◆ **Provided text**
┌────────

03. October 2022

Targeting unexplained wealth in British Columbia and beyond – new analysis

Working Paper 41

“Money laundering is a significant problem requiring strong and decisive action,” concluded Honourable Austin F. Cullen in the final report of his widely discussed Commission of Inquiry into Money Laundering in British Columbia in June 2022.

Despite the billions of dollars of illicit funds estimated to be laundered in British Columbia alone each year, the Commission’s final report found that the “value of assets seized through the asset forfeiture system in British Columbia is shockingly low.” The “failure to vigorously pursue these assets”, the report says, is “a missed opportunity to disrupt and deter the activities of organized crime groups and others involved in serious criminality.”

The Report outlines 101 recommendations to reduce the amount of illicit funds flowing into British Columbia, and to more effectively seize those that do. The 101st of these outlines that the Province should:

“…proceed with its plan to develop an unexplained wealth order regime in British Columbia.”

The Commission recommends the UK’s controversial unexplained wealth order (UWO) as a model. If implemented, this mechanism would empower the British Columbian Civil Forfeiture Office to seek court orders that obligate a person to provide information on how they legally acquired assets suspected of being connected to criminal activity.

If the person fails to comply with the order, a presumption would be made in a separate civil recovery action that the assets are criminal proceeds – potentially subjecting them to forfeiture – despite the fact that no one has been convicted of a crime.

What would a UWO mean for British Columbia?

As part of a collaboration between the Basel Institute on Governance and the Vancouver Anti-Corruption Institute, we have developed a Working Paper that analyses the feasibility of Recommendation 101.

How would a UK-style UWO support efforts to investigate financial crimes and recover illicit proceeds in British Columbia – or indeed in the rest of Canada? Would this mechanism be too powerful, or not powerful enough? What models from other countries could also be emulated? And what constitutional and charter factors should legislators consider to ensure the UWO has the best chance of success?

Our Working Paper explores these issues, and brings in examples from the UK and other jurisdictions that have implemented some form of unexplained wealth mechanism to date.

In brief, we are doubtful that a carbon copy of the original UK UWO would result in the identification and recovery of substantial amounts of illicit funds in British Columbia, particularly given the limited success of the UK’s mechanism so far.

└────────

◆ **Short exercise 1**
According to the article on unexplained wealth in British Columbia, how many recommendations does the Commission's final report outline?
◆ **Short exercise 2**
Continue the article on unexplained wealth in British Columbia from its last sentence.

◆ **Supplied records**
┌────────

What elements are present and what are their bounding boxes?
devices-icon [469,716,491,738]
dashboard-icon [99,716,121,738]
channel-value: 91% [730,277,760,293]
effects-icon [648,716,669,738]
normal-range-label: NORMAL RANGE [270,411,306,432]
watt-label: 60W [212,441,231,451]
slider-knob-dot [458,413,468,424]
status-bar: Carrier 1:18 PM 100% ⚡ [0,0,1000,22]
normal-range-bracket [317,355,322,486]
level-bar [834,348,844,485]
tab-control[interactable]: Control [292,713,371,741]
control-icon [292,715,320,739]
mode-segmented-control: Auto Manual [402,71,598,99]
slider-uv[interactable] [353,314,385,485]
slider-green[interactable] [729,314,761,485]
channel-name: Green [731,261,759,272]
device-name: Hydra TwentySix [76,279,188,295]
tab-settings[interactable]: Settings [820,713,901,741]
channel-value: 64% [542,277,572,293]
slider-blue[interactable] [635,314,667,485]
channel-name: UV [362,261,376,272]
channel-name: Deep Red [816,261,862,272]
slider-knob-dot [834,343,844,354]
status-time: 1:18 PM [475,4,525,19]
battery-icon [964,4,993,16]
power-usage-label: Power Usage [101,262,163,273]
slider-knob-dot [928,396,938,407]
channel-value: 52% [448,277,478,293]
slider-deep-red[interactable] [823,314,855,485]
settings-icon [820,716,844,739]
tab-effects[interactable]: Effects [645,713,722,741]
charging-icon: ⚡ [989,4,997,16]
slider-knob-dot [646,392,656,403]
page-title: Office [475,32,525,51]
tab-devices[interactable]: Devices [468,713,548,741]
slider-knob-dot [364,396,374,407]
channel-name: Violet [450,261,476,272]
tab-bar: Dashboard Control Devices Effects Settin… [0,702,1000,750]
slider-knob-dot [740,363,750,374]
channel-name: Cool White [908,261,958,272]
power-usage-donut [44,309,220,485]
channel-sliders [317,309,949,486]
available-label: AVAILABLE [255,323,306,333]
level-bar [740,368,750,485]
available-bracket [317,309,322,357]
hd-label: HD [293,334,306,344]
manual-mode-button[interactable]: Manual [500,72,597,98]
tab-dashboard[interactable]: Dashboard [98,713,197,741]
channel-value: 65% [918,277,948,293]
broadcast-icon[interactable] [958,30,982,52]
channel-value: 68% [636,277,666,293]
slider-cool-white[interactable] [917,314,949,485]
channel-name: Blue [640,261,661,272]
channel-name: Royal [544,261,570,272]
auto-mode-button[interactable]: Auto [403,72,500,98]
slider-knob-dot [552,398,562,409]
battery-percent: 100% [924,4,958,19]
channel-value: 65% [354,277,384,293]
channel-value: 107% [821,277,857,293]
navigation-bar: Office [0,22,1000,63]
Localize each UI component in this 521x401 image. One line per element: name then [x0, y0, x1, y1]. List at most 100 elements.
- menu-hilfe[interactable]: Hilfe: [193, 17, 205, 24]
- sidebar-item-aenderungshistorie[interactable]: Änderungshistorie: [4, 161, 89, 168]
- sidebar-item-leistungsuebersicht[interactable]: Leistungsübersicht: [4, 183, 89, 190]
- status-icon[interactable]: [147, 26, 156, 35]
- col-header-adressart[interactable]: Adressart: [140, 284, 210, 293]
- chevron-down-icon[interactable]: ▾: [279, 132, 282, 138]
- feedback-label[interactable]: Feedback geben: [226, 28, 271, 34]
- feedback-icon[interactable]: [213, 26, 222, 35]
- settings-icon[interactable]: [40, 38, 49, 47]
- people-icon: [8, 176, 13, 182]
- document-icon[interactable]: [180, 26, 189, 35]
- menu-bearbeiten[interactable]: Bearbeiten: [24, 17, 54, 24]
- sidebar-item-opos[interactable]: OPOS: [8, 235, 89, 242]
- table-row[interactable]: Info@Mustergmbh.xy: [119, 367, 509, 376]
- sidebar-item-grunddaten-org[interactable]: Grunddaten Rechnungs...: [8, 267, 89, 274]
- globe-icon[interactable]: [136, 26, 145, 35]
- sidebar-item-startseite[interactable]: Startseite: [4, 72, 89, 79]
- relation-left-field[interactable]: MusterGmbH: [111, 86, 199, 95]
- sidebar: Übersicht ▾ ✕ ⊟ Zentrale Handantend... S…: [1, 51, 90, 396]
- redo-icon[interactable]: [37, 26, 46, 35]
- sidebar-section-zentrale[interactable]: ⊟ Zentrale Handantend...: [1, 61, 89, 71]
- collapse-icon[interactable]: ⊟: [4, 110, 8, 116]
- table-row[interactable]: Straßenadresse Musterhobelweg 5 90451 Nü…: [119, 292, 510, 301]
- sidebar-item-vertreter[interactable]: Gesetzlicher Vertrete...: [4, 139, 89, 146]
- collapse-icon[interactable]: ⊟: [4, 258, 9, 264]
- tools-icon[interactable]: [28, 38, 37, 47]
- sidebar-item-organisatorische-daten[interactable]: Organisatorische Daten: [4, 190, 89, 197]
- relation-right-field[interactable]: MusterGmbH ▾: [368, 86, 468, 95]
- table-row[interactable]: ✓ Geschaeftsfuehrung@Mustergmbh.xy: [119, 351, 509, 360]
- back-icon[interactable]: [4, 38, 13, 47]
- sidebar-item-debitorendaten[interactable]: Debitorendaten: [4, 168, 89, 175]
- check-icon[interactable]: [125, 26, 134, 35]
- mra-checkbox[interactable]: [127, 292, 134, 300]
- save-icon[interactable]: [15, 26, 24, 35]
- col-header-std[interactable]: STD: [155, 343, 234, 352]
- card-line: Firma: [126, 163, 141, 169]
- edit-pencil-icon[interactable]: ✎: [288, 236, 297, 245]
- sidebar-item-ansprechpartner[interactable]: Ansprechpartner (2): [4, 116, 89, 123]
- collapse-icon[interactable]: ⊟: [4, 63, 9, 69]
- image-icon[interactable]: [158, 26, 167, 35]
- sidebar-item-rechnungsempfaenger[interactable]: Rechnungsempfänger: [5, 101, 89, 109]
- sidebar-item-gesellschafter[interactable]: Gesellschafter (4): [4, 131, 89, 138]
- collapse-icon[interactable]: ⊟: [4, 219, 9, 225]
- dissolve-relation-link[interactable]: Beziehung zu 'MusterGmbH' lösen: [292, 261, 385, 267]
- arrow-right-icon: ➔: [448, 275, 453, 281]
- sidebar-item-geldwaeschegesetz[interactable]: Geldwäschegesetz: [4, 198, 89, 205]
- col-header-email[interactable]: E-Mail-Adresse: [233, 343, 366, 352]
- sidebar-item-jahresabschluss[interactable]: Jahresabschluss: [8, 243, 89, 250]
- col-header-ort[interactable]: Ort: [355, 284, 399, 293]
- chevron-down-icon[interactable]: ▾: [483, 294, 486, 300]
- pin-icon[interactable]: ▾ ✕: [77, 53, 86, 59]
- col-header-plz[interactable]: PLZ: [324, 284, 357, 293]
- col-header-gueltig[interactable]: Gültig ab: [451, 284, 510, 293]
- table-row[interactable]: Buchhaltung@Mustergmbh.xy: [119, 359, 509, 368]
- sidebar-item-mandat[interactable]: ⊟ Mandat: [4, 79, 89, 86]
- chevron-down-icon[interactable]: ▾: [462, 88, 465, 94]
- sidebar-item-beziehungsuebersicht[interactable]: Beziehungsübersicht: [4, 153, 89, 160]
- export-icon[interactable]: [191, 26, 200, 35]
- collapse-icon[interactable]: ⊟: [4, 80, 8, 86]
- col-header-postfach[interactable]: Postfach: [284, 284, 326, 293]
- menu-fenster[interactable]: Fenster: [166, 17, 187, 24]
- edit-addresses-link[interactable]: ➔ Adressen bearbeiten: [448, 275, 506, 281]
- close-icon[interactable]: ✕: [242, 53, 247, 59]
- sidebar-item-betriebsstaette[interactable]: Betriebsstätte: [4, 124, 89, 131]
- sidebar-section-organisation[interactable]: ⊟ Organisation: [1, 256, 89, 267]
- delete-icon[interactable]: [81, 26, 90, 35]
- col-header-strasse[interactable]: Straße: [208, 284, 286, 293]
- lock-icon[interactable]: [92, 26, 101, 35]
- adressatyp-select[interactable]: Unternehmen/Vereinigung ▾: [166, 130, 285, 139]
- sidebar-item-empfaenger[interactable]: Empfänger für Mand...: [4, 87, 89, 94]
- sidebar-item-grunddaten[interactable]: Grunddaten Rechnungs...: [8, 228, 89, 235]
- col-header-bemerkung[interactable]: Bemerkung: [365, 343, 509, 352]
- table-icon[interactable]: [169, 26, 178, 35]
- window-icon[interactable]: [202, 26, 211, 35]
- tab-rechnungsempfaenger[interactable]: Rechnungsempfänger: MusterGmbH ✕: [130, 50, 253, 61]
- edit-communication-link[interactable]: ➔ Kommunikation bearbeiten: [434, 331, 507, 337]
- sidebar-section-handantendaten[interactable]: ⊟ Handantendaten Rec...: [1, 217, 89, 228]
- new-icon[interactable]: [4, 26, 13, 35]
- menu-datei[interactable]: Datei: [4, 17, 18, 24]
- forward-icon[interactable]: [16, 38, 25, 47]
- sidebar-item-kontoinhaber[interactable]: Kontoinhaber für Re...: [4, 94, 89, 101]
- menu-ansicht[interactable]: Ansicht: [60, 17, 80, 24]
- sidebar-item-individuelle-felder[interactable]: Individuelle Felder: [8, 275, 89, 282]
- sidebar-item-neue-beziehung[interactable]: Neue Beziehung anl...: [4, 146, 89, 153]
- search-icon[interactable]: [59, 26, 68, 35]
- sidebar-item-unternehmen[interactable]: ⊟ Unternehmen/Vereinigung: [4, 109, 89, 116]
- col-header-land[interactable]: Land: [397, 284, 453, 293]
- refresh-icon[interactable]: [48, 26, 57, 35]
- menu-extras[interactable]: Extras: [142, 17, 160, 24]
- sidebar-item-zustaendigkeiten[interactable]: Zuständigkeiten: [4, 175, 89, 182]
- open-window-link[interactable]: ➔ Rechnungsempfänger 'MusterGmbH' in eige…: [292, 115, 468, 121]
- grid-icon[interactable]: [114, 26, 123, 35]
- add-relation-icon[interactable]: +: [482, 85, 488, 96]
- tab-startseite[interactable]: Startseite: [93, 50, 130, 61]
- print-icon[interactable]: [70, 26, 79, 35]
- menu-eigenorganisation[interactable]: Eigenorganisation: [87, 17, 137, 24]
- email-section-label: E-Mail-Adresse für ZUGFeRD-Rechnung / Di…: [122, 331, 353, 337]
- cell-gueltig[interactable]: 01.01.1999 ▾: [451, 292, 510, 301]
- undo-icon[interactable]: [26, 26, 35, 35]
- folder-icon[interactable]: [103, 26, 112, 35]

└────────

◆ **Final result 1**
101

◆ **Final result 2**
To bolster the chances of success however, lawmakers could adapt certain elements of this model to the British Columbian context, and also consider adopting elements from other legislative models present in Australian and Ireland.

… and beyond?

Additionally, due to the fact that money can be laundered with ease across both provincial and international borders, we believe policy makers should couple any British Columbian initiatives to counter money laundering with wider-reaching initiatives, particularly those recommended by the Commission.

Enhancing dialogue between Canada’s provinces would, for example, help to develop more consistent and coordinated approaches to both UWOs and civil forfeiture mechanisms more generally. At the federal level, it would be useful to explore the feasibility of introducing illicit wealth provisions in the criminal law, to bring the country into line with international anti-corruption treaties, or to include UWO provisions into existing legislation such as the Special Economic Measures Act or the Magnitsky Act.

The findings of the Commission are clear. British Columbia – and Canada – need tools and powers to help uphold the rule of law and prevent the detrimental impacts of organised crime and money laundering on citizens.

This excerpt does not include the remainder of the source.